EXERCISE INSTRUCTIONS: Figure out how many lines of the material below contain the word "stupeň". Answer with the number only.
------
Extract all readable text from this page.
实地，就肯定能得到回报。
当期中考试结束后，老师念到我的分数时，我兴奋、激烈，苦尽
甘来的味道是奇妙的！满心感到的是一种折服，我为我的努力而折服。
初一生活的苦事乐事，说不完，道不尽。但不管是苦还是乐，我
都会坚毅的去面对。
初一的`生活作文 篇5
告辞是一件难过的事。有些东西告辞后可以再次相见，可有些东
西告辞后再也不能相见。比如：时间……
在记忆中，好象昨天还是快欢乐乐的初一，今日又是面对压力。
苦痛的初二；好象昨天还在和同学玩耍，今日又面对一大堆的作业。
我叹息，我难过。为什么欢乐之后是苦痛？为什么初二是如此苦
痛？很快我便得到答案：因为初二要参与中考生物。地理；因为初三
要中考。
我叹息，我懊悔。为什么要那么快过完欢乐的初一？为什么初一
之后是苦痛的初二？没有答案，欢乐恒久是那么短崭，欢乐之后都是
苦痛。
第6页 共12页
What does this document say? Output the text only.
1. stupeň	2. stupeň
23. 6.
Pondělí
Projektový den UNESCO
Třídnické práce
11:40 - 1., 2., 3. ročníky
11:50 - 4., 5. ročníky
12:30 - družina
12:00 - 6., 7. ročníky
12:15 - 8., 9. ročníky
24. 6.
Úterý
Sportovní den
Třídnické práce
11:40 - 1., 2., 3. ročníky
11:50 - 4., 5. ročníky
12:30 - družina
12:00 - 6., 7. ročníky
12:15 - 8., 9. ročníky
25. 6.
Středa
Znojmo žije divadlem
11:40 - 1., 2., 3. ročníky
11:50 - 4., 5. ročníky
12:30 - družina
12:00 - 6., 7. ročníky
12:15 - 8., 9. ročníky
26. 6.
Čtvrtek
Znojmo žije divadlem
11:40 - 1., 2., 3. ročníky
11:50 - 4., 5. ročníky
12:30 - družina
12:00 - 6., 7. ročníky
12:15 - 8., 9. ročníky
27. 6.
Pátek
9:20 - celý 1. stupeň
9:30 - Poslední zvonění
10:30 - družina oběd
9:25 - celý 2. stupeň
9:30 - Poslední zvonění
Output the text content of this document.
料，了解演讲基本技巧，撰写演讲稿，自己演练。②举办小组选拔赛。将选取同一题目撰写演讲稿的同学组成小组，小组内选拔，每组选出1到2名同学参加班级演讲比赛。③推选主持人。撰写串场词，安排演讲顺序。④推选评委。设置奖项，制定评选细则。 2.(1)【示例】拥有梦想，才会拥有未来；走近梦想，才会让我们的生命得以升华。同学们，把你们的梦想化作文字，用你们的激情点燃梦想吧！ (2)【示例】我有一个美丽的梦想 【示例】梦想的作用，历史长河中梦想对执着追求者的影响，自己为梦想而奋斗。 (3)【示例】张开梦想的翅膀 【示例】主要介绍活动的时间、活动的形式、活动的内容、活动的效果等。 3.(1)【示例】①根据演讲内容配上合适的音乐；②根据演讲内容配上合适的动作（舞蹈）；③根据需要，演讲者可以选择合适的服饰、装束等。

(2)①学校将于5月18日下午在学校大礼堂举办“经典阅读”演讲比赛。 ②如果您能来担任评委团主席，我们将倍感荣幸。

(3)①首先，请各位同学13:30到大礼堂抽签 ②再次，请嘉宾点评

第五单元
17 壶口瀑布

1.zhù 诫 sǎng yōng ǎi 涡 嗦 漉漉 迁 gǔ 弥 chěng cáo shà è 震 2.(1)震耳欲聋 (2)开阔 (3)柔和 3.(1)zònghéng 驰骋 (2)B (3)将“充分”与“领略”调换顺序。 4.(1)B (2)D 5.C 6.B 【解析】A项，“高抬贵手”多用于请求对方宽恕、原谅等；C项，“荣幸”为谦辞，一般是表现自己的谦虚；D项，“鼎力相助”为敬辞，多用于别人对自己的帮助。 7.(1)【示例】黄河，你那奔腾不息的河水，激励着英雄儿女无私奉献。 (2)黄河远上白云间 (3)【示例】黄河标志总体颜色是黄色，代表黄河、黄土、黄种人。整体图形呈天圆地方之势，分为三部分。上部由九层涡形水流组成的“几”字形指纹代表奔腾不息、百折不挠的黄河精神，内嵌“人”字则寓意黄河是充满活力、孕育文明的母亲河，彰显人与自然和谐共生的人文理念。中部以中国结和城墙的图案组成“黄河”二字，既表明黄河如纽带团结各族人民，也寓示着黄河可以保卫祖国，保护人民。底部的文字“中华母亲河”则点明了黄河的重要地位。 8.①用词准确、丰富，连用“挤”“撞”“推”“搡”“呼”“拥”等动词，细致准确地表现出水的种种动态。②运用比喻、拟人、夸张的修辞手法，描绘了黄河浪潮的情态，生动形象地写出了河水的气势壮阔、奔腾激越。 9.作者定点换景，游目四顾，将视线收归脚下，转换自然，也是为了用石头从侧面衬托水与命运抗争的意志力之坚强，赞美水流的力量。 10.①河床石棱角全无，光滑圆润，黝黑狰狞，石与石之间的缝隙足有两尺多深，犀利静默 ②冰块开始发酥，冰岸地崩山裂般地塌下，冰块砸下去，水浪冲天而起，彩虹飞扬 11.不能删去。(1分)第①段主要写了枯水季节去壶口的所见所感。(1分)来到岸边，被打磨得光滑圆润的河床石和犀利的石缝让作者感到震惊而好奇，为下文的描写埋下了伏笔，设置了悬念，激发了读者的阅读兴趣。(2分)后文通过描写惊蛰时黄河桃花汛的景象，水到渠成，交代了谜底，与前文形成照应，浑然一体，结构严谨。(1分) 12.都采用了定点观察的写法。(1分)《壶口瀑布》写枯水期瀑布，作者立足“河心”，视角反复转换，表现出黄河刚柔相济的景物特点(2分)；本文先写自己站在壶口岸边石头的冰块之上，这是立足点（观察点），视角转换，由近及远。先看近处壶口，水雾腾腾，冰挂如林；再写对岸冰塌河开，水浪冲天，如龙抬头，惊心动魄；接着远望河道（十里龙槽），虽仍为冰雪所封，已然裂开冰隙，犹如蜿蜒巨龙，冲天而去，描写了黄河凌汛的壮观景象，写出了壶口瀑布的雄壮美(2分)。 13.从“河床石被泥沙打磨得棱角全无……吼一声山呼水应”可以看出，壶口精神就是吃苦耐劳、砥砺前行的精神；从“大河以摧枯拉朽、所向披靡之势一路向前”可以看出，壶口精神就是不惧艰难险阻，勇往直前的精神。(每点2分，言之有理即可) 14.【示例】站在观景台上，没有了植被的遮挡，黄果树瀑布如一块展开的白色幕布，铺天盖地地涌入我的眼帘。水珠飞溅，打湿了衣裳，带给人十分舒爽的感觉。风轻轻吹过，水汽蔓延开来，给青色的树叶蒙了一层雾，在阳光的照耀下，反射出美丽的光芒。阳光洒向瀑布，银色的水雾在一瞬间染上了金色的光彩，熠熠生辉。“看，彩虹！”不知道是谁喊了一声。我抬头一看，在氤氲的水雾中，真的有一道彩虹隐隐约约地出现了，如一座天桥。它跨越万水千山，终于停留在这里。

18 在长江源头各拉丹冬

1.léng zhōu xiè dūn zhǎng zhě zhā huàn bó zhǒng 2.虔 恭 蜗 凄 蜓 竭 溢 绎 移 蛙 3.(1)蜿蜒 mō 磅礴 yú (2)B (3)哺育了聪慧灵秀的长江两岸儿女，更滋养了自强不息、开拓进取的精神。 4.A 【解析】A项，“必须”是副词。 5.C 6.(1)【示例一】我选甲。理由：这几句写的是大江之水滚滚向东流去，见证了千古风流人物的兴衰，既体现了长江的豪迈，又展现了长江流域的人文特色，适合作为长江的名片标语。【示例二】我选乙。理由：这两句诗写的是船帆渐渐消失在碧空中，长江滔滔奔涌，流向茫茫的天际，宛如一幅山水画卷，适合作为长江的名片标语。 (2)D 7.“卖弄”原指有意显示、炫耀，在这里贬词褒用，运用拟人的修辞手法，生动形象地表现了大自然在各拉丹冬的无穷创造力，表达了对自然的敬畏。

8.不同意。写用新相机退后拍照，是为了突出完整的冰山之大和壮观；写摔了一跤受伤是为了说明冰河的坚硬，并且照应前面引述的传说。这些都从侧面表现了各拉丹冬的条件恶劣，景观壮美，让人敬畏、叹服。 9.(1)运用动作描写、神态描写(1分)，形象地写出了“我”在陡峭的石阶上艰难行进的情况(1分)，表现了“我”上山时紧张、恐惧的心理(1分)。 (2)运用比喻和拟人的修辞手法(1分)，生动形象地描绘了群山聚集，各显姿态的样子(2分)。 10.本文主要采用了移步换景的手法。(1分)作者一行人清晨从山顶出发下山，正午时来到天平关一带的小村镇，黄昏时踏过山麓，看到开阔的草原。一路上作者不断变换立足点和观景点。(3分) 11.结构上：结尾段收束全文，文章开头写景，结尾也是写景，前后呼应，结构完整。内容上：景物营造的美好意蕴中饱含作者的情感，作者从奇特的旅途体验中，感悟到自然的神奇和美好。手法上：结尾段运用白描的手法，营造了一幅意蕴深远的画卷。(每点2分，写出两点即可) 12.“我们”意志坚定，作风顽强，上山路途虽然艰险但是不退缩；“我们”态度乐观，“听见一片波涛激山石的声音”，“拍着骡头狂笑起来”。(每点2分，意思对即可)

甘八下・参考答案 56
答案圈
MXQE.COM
------
SOLUTION FOR THIS EXERCISE: 3